## BEGIN

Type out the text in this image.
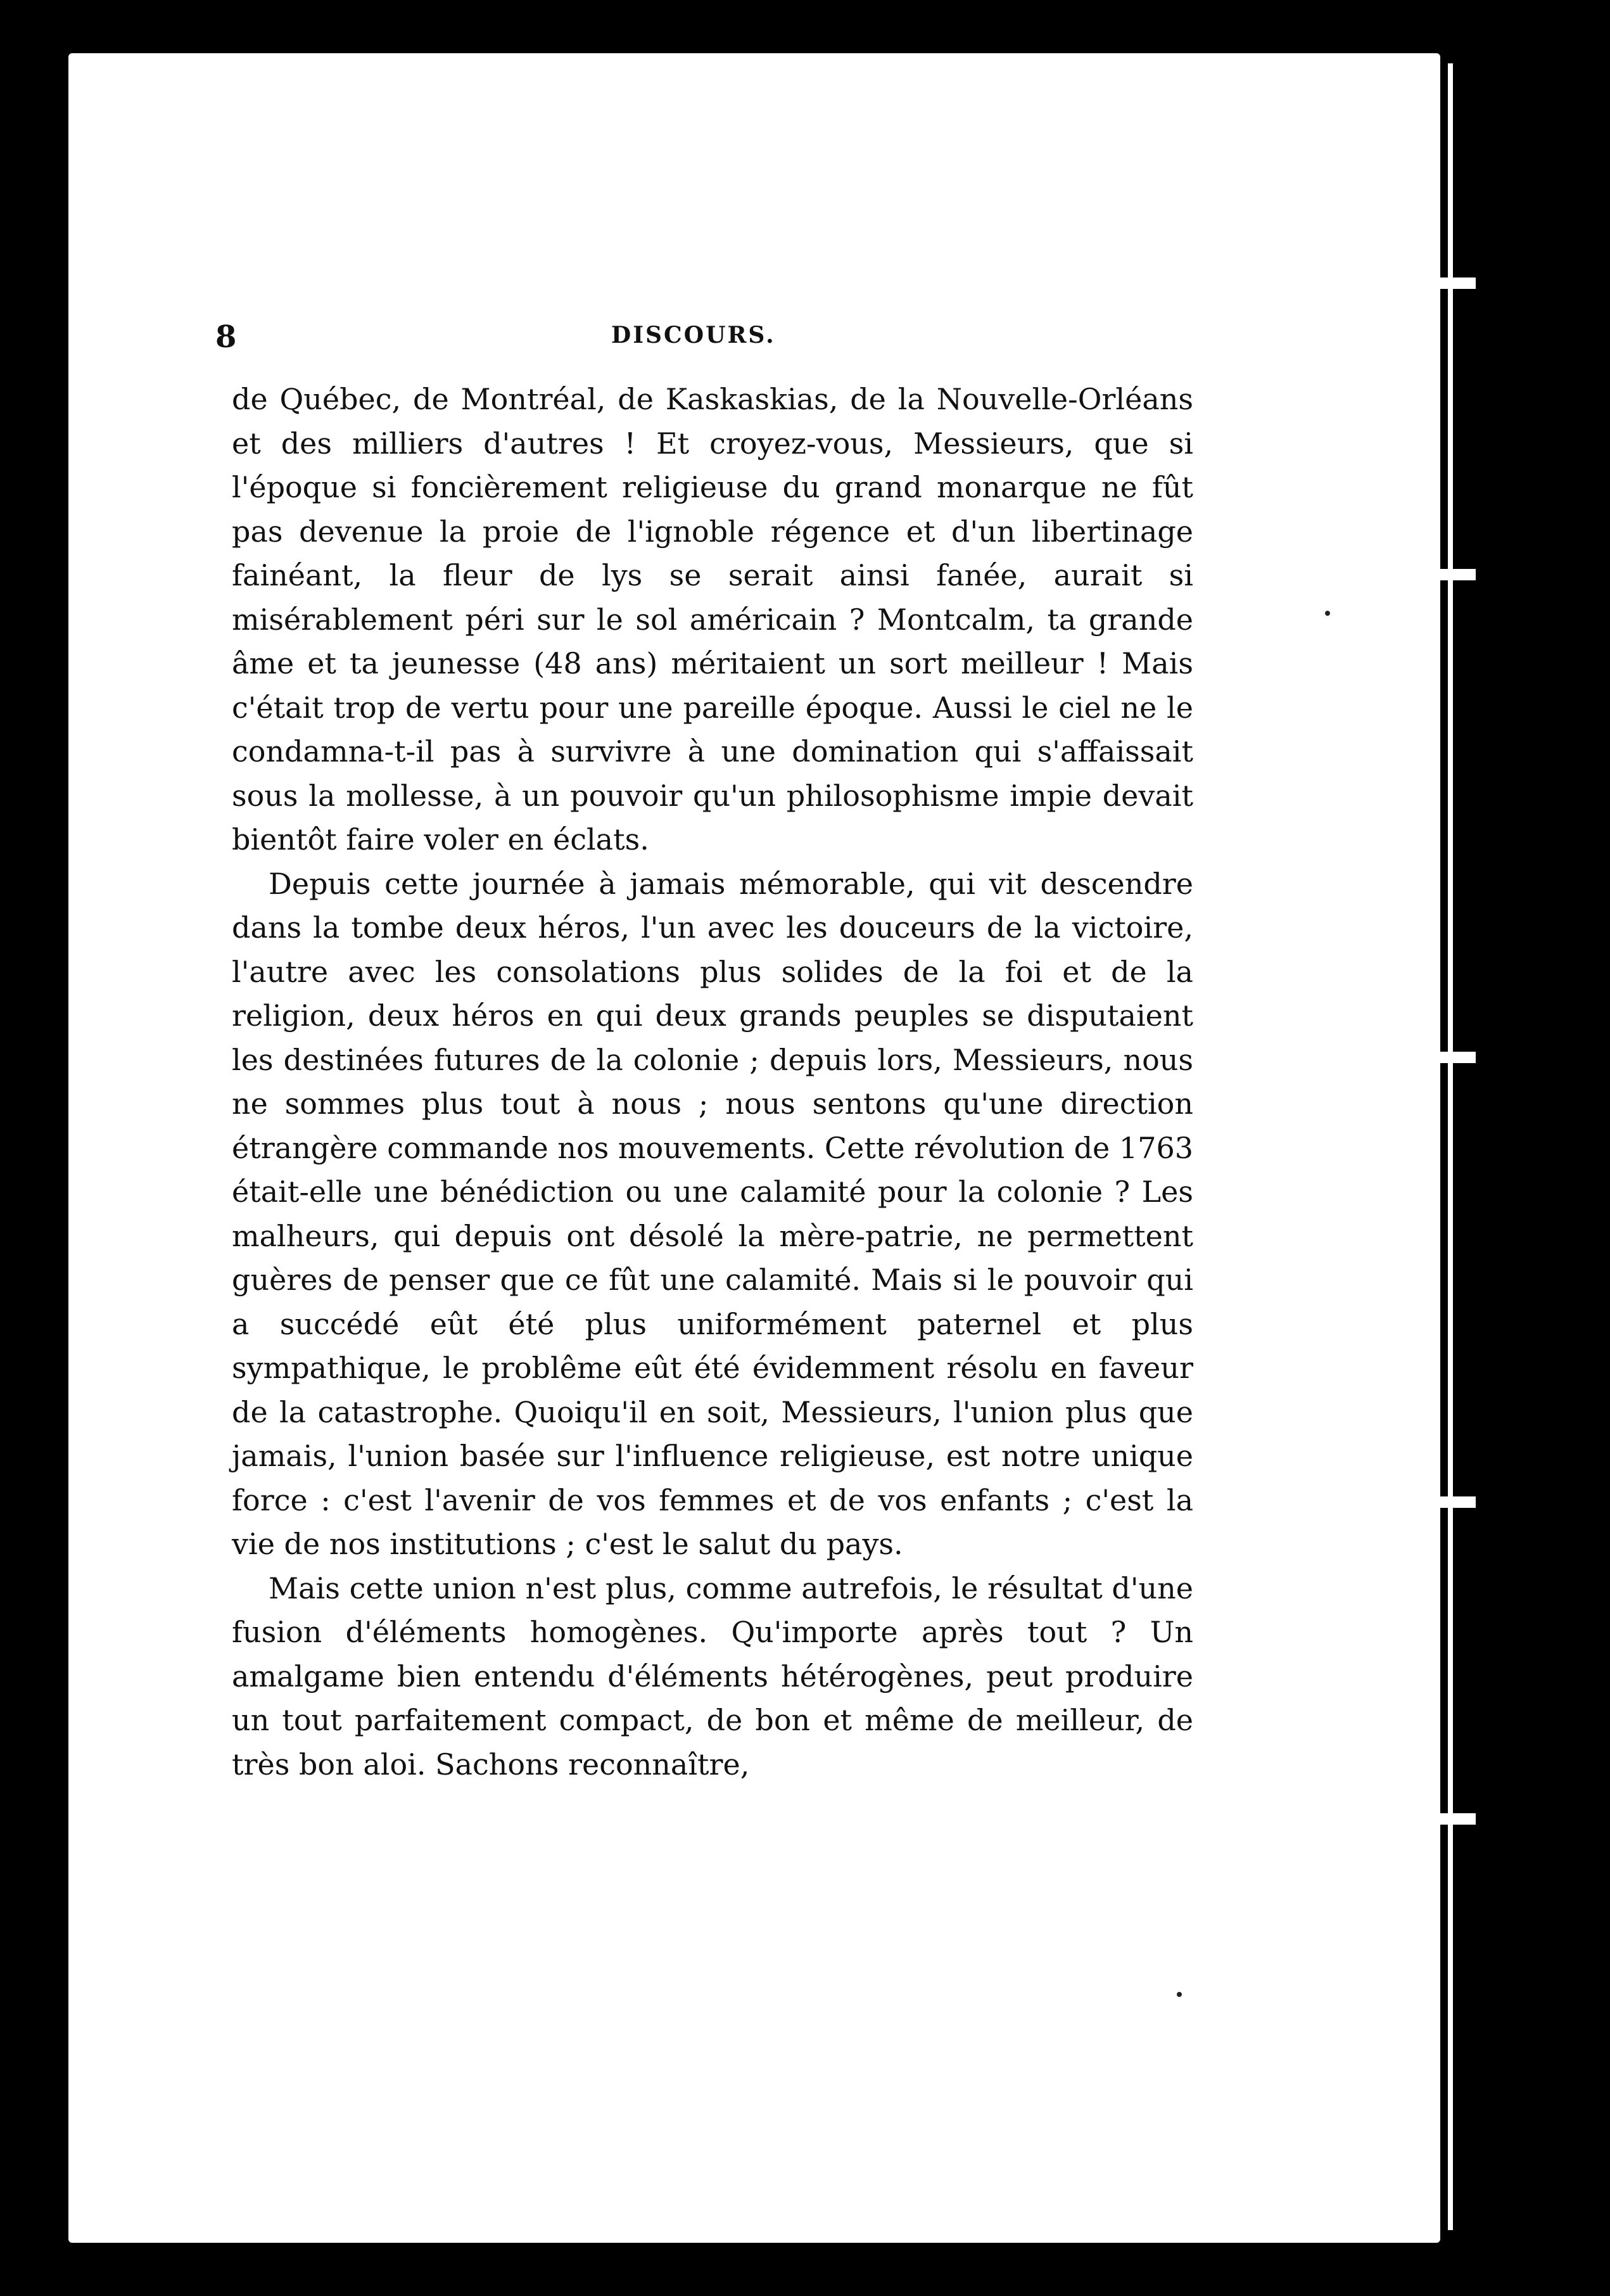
8	DISCOURS.

de Québec, de Montréal, de Kaskaskias, de la Nouvelle-Orléans et des milliers d'autres ! Et croyez-vous, Messieurs, que si l'époque si foncièrement religieuse du grand monarque ne fût pas devenue la proie de l'ignoble régence et d'un libertinage fainéant, la fleur de lys se serait ainsi fanée, aurait si misérablement péri sur le sol américain ? Montcalm, ta grande âme et ta jeunesse (48 ans) méritaient un sort meilleur ! Mais c'était trop de vertu pour une pareille époque. Aussi le ciel ne le condamna-t-il pas à survivre à une domination qui s'affaissait sous la mollesse, à un pouvoir qu'un philosophisme impie devait bientôt faire voler en éclats.

Depuis cette journée à jamais mémorable, qui vit descendre dans la tombe deux héros, l'un avec les douceurs de la victoire, l'autre avec les consolations plus solides de la foi et de la religion, deux héros en qui deux grands peuples se disputaient les destinées futures de la colonie ; depuis lors, Messieurs, nous ne sommes plus tout à nous ; nous sentons qu'une direction étrangère commande nos mouvements. Cette révolution de 1763 était-elle une bénédiction ou une calamité pour la colonie ? Les malheurs, qui depuis ont désolé la mère-patrie, ne permettent guères de penser que ce fût une calamité. Mais si le pouvoir qui a succédé eût été plus uniformément paternel et plus sympathique, le problême eût été évidemment résolu en faveur de la catastrophe. Quoiqu'il en soit, Messieurs, l'union plus que jamais, l'union basée sur l'influence religieuse, est notre unique force : c'est l'avenir de vos femmes et de vos enfants ; c'est la vie de nos institutions ; c'est le salut du pays.

Mais cette union n'est plus, comme autrefois, le résultat d'une fusion d'éléments homogènes. Qu'importe après tout ? Un amalgame bien entendu d'éléments hétérogènes, peut produire un tout parfaitement compact, de bon et même de meilleur, de très bon aloi. Sachons reconnaître,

## END

#### WORK TO COMPLETE
Reproduce the material word for word. Any pictures should be left out of the copy.

#### FINAL ANSWER
Type out the text in this image.
8	DISCOURS.

de Québec, de Montréal, de Kaskaskias, de la Nouvelle-Orléans et des milliers d'autres ! Et croyez-vous, Messieurs, que si l'époque si foncièrement religieuse du grand monarque ne fût pas devenue la proie de l'ignoble régence et d'un libertinage fainéant, la fleur de lys se serait ainsi fanée, aurait si misérablement péri sur le sol américain ? Montcalm, ta grande âme et ta jeunesse (48 ans) méritaient un sort meilleur ! Mais c'était trop de vertu pour une pareille époque. Aussi le ciel ne le condamna-t-il pas à survivre à une domination qui s'affaissait sous la mollesse, à un pouvoir qu'un philosophisme impie devait bientôt faire voler en éclats.

Depuis cette journée à jamais mémorable, qui vit descendre dans la tombe deux héros, l'un avec les douceurs de la victoire, l'autre avec les consolations plus solides de la foi et de la religion, deux héros en qui deux grands peuples se disputaient les destinées futures de la colonie ; depuis lors, Messieurs, nous ne sommes plus tout à nous ; nous sentons qu'une direction étrangère commande nos mouvements. Cette révolution de 1763 était-elle une bénédiction ou une calamité pour la colonie ? Les malheurs, qui depuis ont désolé la mère-patrie, ne permettent guères de penser que ce fût une calamité. Mais si le pouvoir qui a succédé eût été plus uniformément paternel et plus sympathique, le problême eût été évidemment résolu en faveur de la catastrophe. Quoiqu'il en soit, Messieurs, l'union plus que jamais, l'union basée sur l'influence religieuse, est notre unique force : c'est l'avenir de vos femmes et de vos enfants ; c'est la vie de nos institutions ; c'est le salut du pays.

Mais cette union n'est plus, comme autrefois, le résultat d'une fusion d'éléments homogènes. Qu'importe après tout ? Un amalgame bien entendu d'éléments hétérogènes, peut produire un tout parfaitement compact, de bon et même de meilleur, de très bon aloi. Sachons reconnaître,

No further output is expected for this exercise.